● SHORT EXERCISE
Omit every picture and output the rest of the records exactly as they are.

(Stored records)
______________________________

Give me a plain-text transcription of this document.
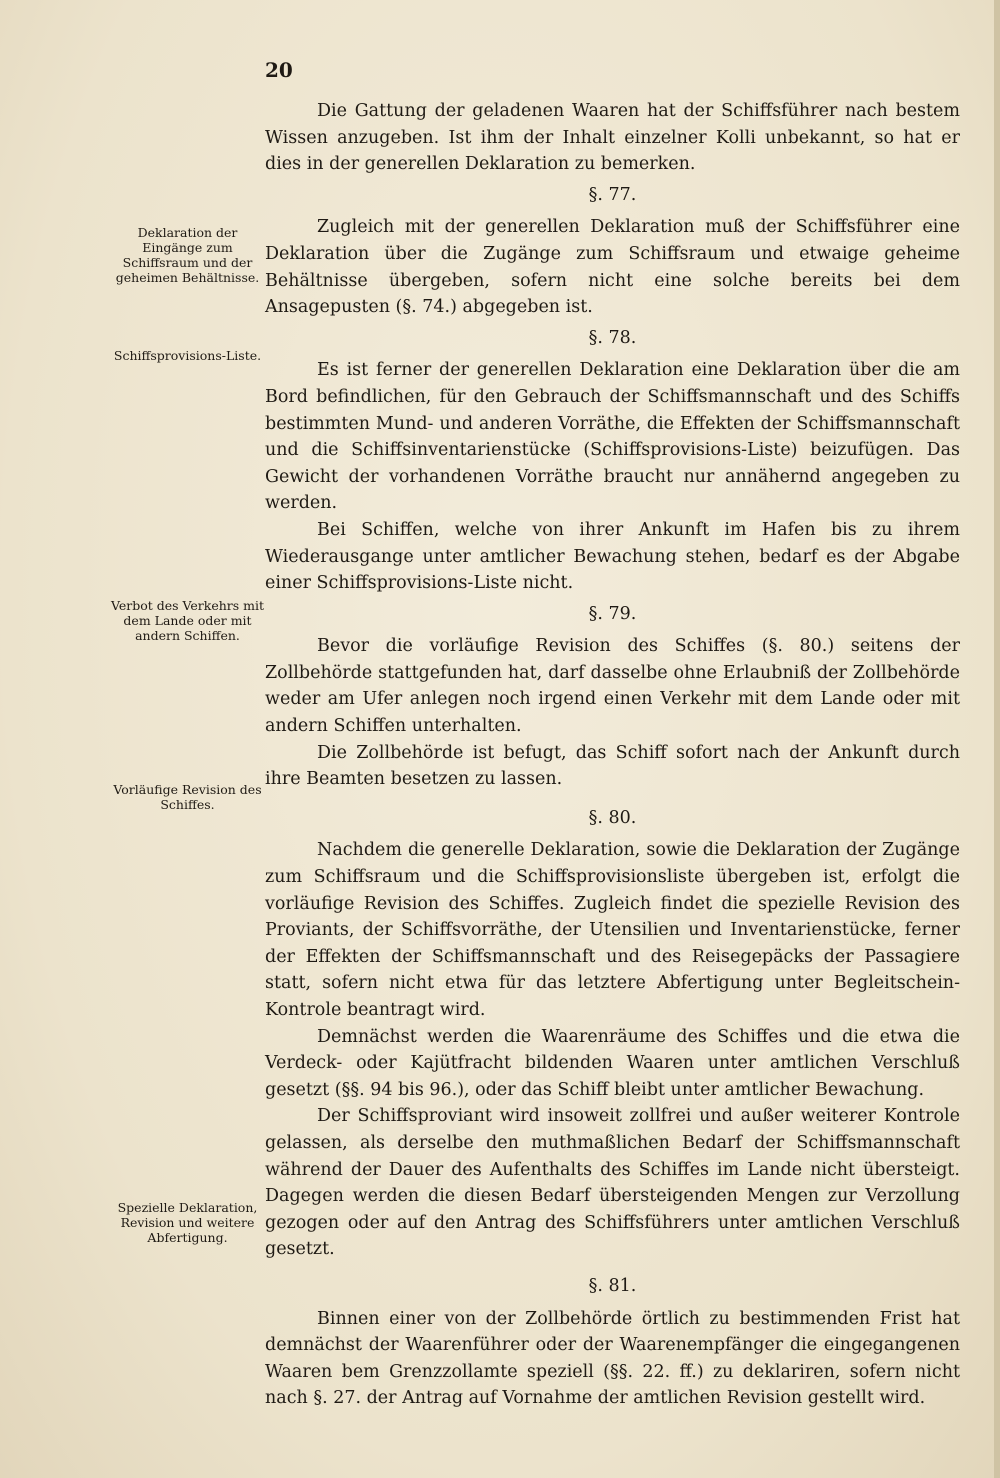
20
Deklaration der Eingänge zum Schiffsraum und der geheimen Behältnisse.
Schiffsprovisions-Liste.
Verbot des Verkehrs mit dem Lande oder mit andern Schiffen.
Vorläufige Revision des Schiffes.
Spezielle Deklaration, Revision und weitere Abfertigung.

Die Gattung der geladenen Waaren hat der Schiffsführer nach bestem Wissen anzugeben. Ist ihm der Inhalt einzelner Kolli unbekannt, so hat er dies in der generellen Deklaration zu bemerken.

§. 77.

Zugleich mit der generellen Deklaration muß der Schiffsführer eine Deklaration über die Zugänge zum Schiffsraum und etwaige geheime Behältnisse übergeben, sofern nicht eine solche bereits bei dem Ansagepusten (§. 74.) abgegeben ist.

§. 78.

Es ist ferner der generellen Deklaration eine Deklaration über die am Bord befindlichen, für den Gebrauch der Schiffsmannschaft und des Schiffs bestimmten Mund- und anderen Vorräthe, die Effekten der Schiffsmannschaft und die Schiffsinventarienstücke (Schiffsprovisions-Liste) beizufügen. Das Gewicht der vorhandenen Vorräthe braucht nur annähernd angegeben zu werden.

Bei Schiffen, welche von ihrer Ankunft im Hafen bis zu ihrem Wiederausgange unter amtlicher Bewachung stehen, bedarf es der Abgabe einer Schiffsprovisions-Liste nicht.

§. 79.

Bevor die vorläufige Revision des Schiffes (§. 80.) seitens der Zollbehörde stattgefunden hat, darf dasselbe ohne Erlaubniß der Zollbehörde weder am Ufer anlegen noch irgend einen Verkehr mit dem Lande oder mit andern Schiffen unterhalten.

Die Zollbehörde ist befugt, das Schiff sofort nach der Ankunft durch ihre Beamten besetzen zu lassen.

§. 80.

Nachdem die generelle Deklaration, sowie die Deklaration der Zugänge zum Schiffsraum und die Schiffsprovisionsliste übergeben ist, erfolgt die vorläufige Revision des Schiffes. Zugleich findet die spezielle Revision des Proviants, der Schiffsvorräthe, der Utensilien und Inventarienstücke, ferner der Effekten der Schiffsmannschaft und des Reisegepäcks der Passagiere statt, sofern nicht etwa für das letztere Abfertigung unter Begleitschein-Kontrole beantragt wird.

Demnächst werden die Waarenräume des Schiffes und die etwa die Verdeck- oder Kajütfracht bildenden Waaren unter amtlichen Verschluß gesetzt (§§. 94 bis 96.), oder das Schiff bleibt unter amtlicher Bewachung.

Der Schiffsproviant wird insoweit zollfrei und außer weiterer Kontrole gelassen, als derselbe den muthmaßlichen Bedarf der Schiffsmannschaft während der Dauer des Aufenthalts des Schiffes im Lande nicht übersteigt. Dagegen werden die diesen Bedarf übersteigenden Mengen zur Verzollung gezogen oder auf den Antrag des Schiffsführers unter amtlichen Verschluß gesetzt.

§. 81.

Binnen einer von der Zollbehörde örtlich zu bestimmenden Frist hat demnächst der Waarenführer oder der Waarenempfänger die eingegangenen Waaren bem Grenzzollamte speziell (§§. 22. ff.) zu deklariren, sofern nicht nach §. 27. der Antrag auf Vornahme der amtlichen Revision gestellt wird.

______________________________

● TASK OUTPUT
Give me a plain-text transcription of this document.
20
Deklaration der Eingänge zum Schiffsraum und der geheimen Behältnisse.
Schiffsprovisions-Liste.
Verbot des Verkehrs mit dem Lande oder mit andern Schiffen.
Vorläufige Revision des Schiffes.
Spezielle Deklaration, Revision und weitere Abfertigung.

Die Gattung der geladenen Waaren hat der Schiffsführer nach bestem Wissen anzugeben. Ist ihm der Inhalt einzelner Kolli unbekannt, so hat er dies in der generellen Deklaration zu bemerken.

§. 77.

Zugleich mit der generellen Deklaration muß der Schiffsführer eine Deklaration über die Zugänge zum Schiffsraum und etwaige geheime Behältnisse übergeben, sofern nicht eine solche bereits bei dem Ansagepusten (§. 74.) abgegeben ist.

§. 78.

Es ist ferner der generellen Deklaration eine Deklaration über die am Bord befindlichen, für den Gebrauch der Schiffsmannschaft und des Schiffs bestimmten Mund- und anderen Vorräthe, die Effekten der Schiffsmannschaft und die Schiffsinventarienstücke (Schiffsprovisions-Liste) beizufügen. Das Gewicht der vorhandenen Vorräthe braucht nur annähernd angegeben zu werden.

Bei Schiffen, welche von ihrer Ankunft im Hafen bis zu ihrem Wiederausgange unter amtlicher Bewachung stehen, bedarf es der Abgabe einer Schiffsprovisions-Liste nicht.

§. 79.

Bevor die vorläufige Revision des Schiffes (§. 80.) seitens der Zollbehörde stattgefunden hat, darf dasselbe ohne Erlaubniß der Zollbehörde weder am Ufer anlegen noch irgend einen Verkehr mit dem Lande oder mit andern Schiffen unterhalten.

Die Zollbehörde ist befugt, das Schiff sofort nach der Ankunft durch ihre Beamten besetzen zu lassen.

§. 80.

Nachdem die generelle Deklaration, sowie die Deklaration der Zugänge zum Schiffsraum und die Schiffsprovisionsliste übergeben ist, erfolgt die vorläufige Revision des Schiffes. Zugleich findet die spezielle Revision des Proviants, der Schiffsvorräthe, der Utensilien und Inventarienstücke, ferner der Effekten der Schiffsmannschaft und des Reisegepäcks der Passagiere statt, sofern nicht etwa für das letztere Abfertigung unter Begleitschein-Kontrole beantragt wird.

Demnächst werden die Waarenräume des Schiffes und die etwa die Verdeck- oder Kajütfracht bildenden Waaren unter amtlichen Verschluß gesetzt (§§. 94 bis 96.), oder das Schiff bleibt unter amtlicher Bewachung.

Der Schiffsproviant wird insoweit zollfrei und außer weiterer Kontrole gelassen, als derselbe den muthmaßlichen Bedarf der Schiffsmannschaft während der Dauer des Aufenthalts des Schiffes im Lande nicht übersteigt. Dagegen werden die diesen Bedarf übersteigenden Mengen zur Verzollung gezogen oder auf den Antrag des Schiffsführers unter amtlichen Verschluß gesetzt.

§. 81.

Binnen einer von der Zollbehörde örtlich zu bestimmenden Frist hat demnächst der Waarenführer oder der Waarenempfänger die eingegangenen Waaren bem Grenzzollamte speziell (§§. 22. ff.) zu deklariren, sofern nicht nach §. 27. der Antrag auf Vornahme der amtlichen Revision gestellt wird.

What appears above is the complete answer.